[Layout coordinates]
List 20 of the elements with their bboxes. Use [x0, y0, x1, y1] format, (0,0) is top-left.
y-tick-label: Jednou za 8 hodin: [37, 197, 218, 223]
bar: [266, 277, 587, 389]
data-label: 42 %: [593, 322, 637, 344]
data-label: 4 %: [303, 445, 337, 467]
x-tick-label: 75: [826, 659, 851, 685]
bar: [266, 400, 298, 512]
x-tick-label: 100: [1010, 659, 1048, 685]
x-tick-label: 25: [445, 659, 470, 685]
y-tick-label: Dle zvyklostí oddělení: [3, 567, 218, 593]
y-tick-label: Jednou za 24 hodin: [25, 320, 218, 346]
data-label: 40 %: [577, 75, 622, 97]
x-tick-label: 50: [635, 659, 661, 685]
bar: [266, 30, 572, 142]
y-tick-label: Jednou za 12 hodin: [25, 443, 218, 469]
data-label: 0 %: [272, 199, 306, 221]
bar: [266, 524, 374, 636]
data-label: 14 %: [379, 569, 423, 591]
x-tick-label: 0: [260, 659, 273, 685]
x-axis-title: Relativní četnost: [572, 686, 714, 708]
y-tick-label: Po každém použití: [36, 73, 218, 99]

▸ **Required task**: Copy every line of the entries above without any changes.

▸ **Solution to this problem**:
List 20 of the elements with their bboxes. Use [x0, y0, x1, y1] format, (0,0) is top-left.
y-tick-label: Jednou za 8 hodin: [37, 197, 218, 223]
bar: [266, 277, 587, 389]
data-label: 42 %: [593, 322, 637, 344]
data-label: 4 %: [303, 445, 337, 467]
x-tick-label: 75: [826, 659, 851, 685]
bar: [266, 400, 298, 512]
x-tick-label: 100: [1010, 659, 1048, 685]
x-tick-label: 25: [445, 659, 470, 685]
y-tick-label: Dle zvyklostí oddělení: [3, 567, 218, 593]
y-tick-label: Jednou za 24 hodin: [25, 320, 218, 346]
data-label: 40 %: [577, 75, 622, 97]
x-tick-label: 50: [635, 659, 661, 685]
bar: [266, 30, 572, 142]
y-tick-label: Jednou za 12 hodin: [25, 443, 218, 469]
data-label: 0 %: [272, 199, 306, 221]
bar: [266, 524, 374, 636]
data-label: 14 %: [379, 569, 423, 591]
x-tick-label: 0: [260, 659, 273, 685]
x-axis-title: Relativní četnost: [572, 686, 714, 708]
y-tick-label: Po každém použití: [36, 73, 218, 99]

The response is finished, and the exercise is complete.